WHAT TO PRODUCE
Transcribe the whole listing below without changing a word, but leave out every image.

DATA LISTING
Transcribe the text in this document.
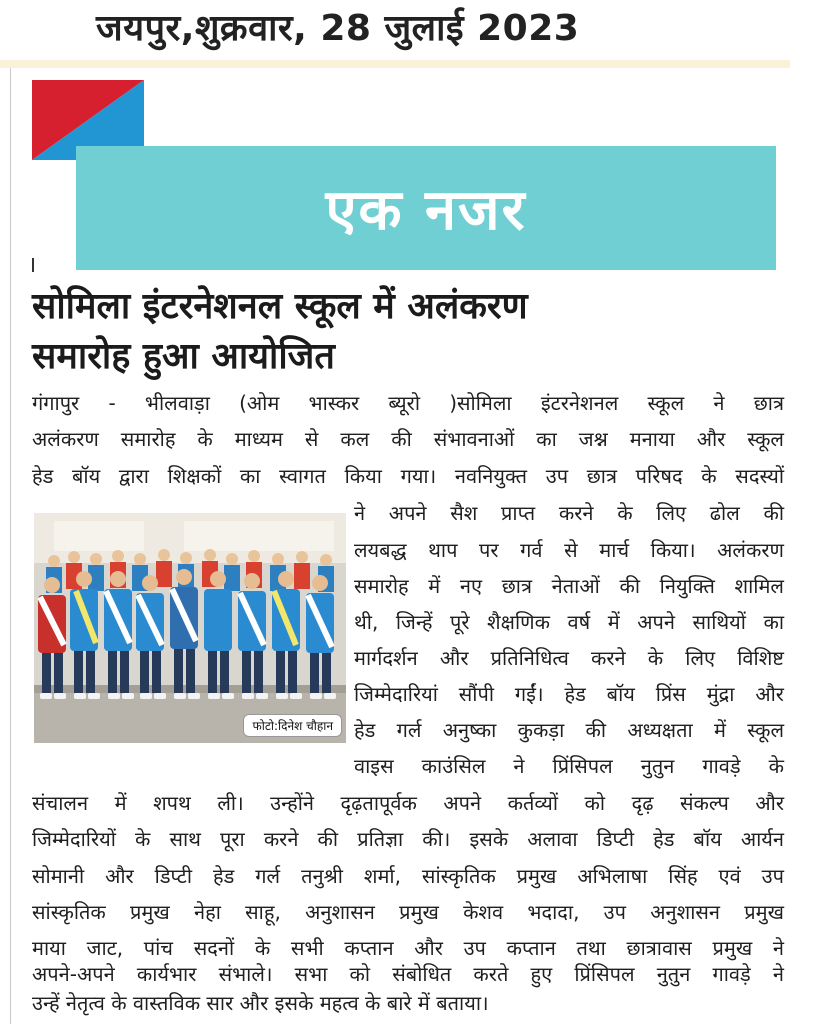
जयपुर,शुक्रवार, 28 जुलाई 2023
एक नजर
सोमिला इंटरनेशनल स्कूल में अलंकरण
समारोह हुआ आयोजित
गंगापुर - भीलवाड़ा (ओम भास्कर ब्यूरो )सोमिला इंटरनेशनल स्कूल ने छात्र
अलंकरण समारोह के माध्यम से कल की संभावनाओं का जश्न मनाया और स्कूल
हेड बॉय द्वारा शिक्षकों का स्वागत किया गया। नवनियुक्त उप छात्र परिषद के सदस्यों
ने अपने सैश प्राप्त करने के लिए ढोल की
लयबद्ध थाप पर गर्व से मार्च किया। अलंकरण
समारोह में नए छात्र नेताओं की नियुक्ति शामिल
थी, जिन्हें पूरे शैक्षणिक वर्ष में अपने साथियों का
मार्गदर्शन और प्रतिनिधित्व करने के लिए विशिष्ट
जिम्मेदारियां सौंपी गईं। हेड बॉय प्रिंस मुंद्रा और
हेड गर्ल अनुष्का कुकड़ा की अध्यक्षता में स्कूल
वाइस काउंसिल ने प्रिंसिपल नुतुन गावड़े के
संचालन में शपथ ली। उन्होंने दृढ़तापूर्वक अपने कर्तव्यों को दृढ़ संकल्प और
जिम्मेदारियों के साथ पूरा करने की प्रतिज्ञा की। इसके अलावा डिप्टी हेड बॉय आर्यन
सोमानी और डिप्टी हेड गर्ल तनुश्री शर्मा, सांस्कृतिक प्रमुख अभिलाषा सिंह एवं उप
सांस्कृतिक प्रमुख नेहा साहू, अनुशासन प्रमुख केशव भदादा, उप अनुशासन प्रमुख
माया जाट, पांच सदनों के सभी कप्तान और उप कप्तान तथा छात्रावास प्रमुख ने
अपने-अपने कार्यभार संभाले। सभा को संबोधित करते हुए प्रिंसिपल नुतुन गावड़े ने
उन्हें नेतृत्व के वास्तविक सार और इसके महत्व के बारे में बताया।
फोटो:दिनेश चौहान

SOLVED PROBLEM
Transcribe the text in this document.
जयपुर,शुक्रवार, 28 जुलाई 2023
एक नजर
सोमिला इंटरनेशनल स्कूल में अलंकरण
समारोह हुआ आयोजित
गंगापुर - भीलवाड़ा (ओम भास्कर ब्यूरो )सोमिला इंटरनेशनल स्कूल ने छात्र
अलंकरण समारोह के माध्यम से कल की संभावनाओं का जश्न मनाया और स्कूल
हेड बॉय द्वारा शिक्षकों का स्वागत किया गया। नवनियुक्त उप छात्र परिषद के सदस्यों
ने अपने सैश प्राप्त करने के लिए ढोल की
लयबद्ध थाप पर गर्व से मार्च किया। अलंकरण
समारोह में नए छात्र नेताओं की नियुक्ति शामिल
थी, जिन्हें पूरे शैक्षणिक वर्ष में अपने साथियों का
मार्गदर्शन और प्रतिनिधित्व करने के लिए विशिष्ट
जिम्मेदारियां सौंपी गईं। हेड बॉय प्रिंस मुंद्रा और
हेड गर्ल अनुष्का कुकड़ा की अध्यक्षता में स्कूल
वाइस काउंसिल ने प्रिंसिपल नुतुन गावड़े के
संचालन में शपथ ली। उन्होंने दृढ़तापूर्वक अपने कर्तव्यों को दृढ़ संकल्प और
जिम्मेदारियों के साथ पूरा करने की प्रतिज्ञा की। इसके अलावा डिप्टी हेड बॉय आर्यन
सोमानी और डिप्टी हेड गर्ल तनुश्री शर्मा, सांस्कृतिक प्रमुख अभिलाषा सिंह एवं उप
सांस्कृतिक प्रमुख नेहा साहू, अनुशासन प्रमुख केशव भदादा, उप अनुशासन प्रमुख
माया जाट, पांच सदनों के सभी कप्तान और उप कप्तान तथा छात्रावास प्रमुख ने
अपने-अपने कार्यभार संभाले। सभा को संबोधित करते हुए प्रिंसिपल नुतुन गावड़े ने
उन्हें नेतृत्व के वास्तविक सार और इसके महत्व के बारे में बताया।
फोटो:दिनेश चौहान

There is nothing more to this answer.